▸ **ENTRIES PROVIDED**
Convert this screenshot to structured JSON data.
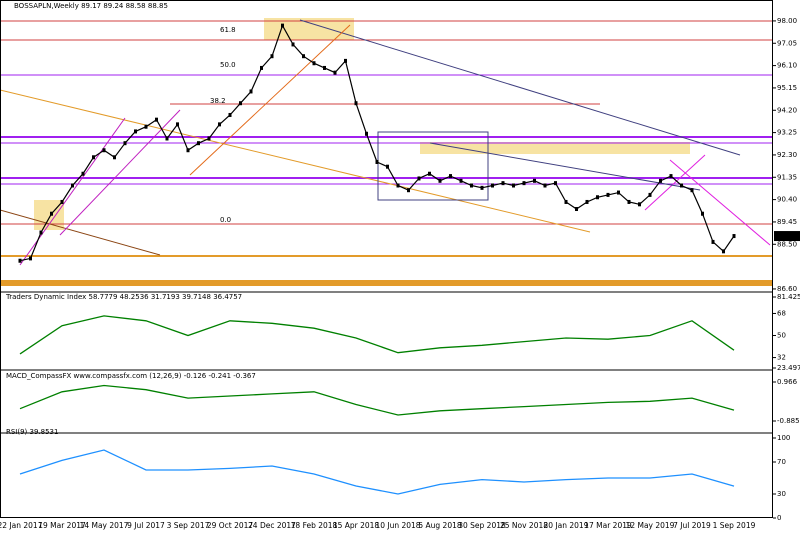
{
  "header": {
    "title": "BOSSAPLN,Weekly  89.17 89.24 88.58 88.85"
  },
  "chart_data": [
    {
      "type": "line",
      "color": "#000000",
      "categories": [
        "22 Jan 2017",
        null,
        null,
        null,
        "19 Mar 2017",
        null,
        null,
        null,
        "14 May 2017",
        null,
        null,
        null,
        "9 Jul 2017",
        null,
        null,
        null,
        "3 Sep 2017",
        null,
        null,
        null,
        "29 Oct 2017",
        null,
        null,
        null,
        "24 Dec 2017",
        null,
        null,
        null,
        "18 Feb 2018",
        null,
        null,
        null,
        "15 Apr 2018",
        null,
        null,
        null,
        "10 Jun 2018",
        null,
        null,
        null,
        "5 Aug 2018",
        null,
        null,
        null,
        "30 Sep 2018",
        null,
        null,
        null,
        "25 Nov 2018",
        null,
        null,
        null,
        "20 Jan 2019",
        null,
        null,
        null,
        "17 Mar 2019",
        null,
        null,
        null,
        "12 May 2019",
        null,
        null,
        null,
        "7 Jul 2019",
        null,
        null,
        null,
        "1 Sep 2019"
      ],
      "values": [
        87.8,
        87.9,
        89.0,
        89.8,
        90.3,
        91.0,
        91.5,
        92.2,
        92.5,
        92.2,
        92.8,
        93.3,
        93.5,
        93.8,
        93.0,
        93.6,
        92.5,
        92.8,
        93.0,
        93.6,
        94.0,
        94.5,
        95.0,
        96.0,
        96.5,
        97.8,
        97.0,
        96.5,
        96.2,
        96.0,
        95.8,
        96.3,
        94.5,
        93.2,
        92.0,
        91.8,
        91.0,
        90.8,
        91.3,
        91.5,
        91.2,
        91.4,
        91.2,
        91.0,
        90.9,
        91.0,
        91.1,
        91.0,
        91.1,
        91.2,
        91.0,
        91.1,
        90.3,
        90.0,
        90.3,
        90.5,
        90.6,
        90.7,
        90.3,
        90.2,
        90.6,
        91.2,
        91.4,
        91.0,
        90.8,
        89.8,
        88.6,
        88.2,
        88.85
      ],
      "last_label": "88.85",
      "ylim": [
        86.47,
        98.89
      ],
      "yticks": [
        {
          "value": 98,
          "label": "98.00"
        },
        {
          "value": 97.05,
          "label": "97.05"
        },
        {
          "value": 96.1,
          "label": "96.10"
        },
        {
          "value": 95.15,
          "label": "95.15"
        },
        {
          "value": 94.2,
          "label": "94.20"
        },
        {
          "value": 93.25,
          "label": "93.25"
        },
        {
          "value": 92.3,
          "label": "92.30"
        },
        {
          "value": 91.35,
          "label": "91.35"
        },
        {
          "value": 90.4,
          "label": "90.40"
        },
        {
          "value": 89.45,
          "label": "89.45"
        },
        {
          "value": 88.5,
          "label": "88.50"
        },
        {
          "value": 86.6,
          "label": "86.60"
        }
      ],
      "annotations": [
        "61.8",
        "50.0",
        "38.2",
        "0.0"
      ]
    },
    {
      "type": "line",
      "title": "Traders Dynamic Index 58.7779 48.2536 31.7193 39.7148 36.4757",
      "color": "#008000",
      "values": [
        35,
        58,
        66,
        62,
        50,
        62,
        60,
        56,
        48,
        36,
        40,
        42,
        45,
        48,
        47,
        50,
        62,
        38
      ],
      "ylim": [
        23.4971,
        81.4257
      ],
      "yticks": [
        81.4257,
        68,
        50,
        32,
        23.4971
      ]
    },
    {
      "type": "line",
      "title": "MACD_CompassFX www.compassfx.com (12,26,9) -0.126 -0.241 -0.367",
      "color": "#008000",
      "values": [
        -0.3,
        0.5,
        0.8,
        0.6,
        0.2,
        0.3,
        0.4,
        0.5,
        -0.1,
        -0.6,
        -0.4,
        -0.3,
        -0.2,
        -0.1,
        0.0,
        0.05,
        0.2,
        -0.367
      ],
      "ylim": [
        -0.885,
        0.966
      ],
      "yticks": [
        0.966,
        -0.885
      ]
    },
    {
      "type": "line",
      "title": "RSI(9) 39.8531",
      "color": "#1e90ff",
      "values": [
        55,
        72,
        85,
        60,
        60,
        62,
        65,
        55,
        40,
        30,
        42,
        48,
        45,
        48,
        50,
        50,
        55,
        39.8531
      ],
      "ylim": [
        0,
        100
      ],
      "yticks": [
        100,
        70,
        30,
        0
      ]
    }
  ]
}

▸ **GOAL**
Show every line in the records above that contains the word "color".

▸ **WORKED ANSWER**
      "color": "#000000",
      "color": "#008000",
      "color": "#008000",
      "color": "#1e90ff",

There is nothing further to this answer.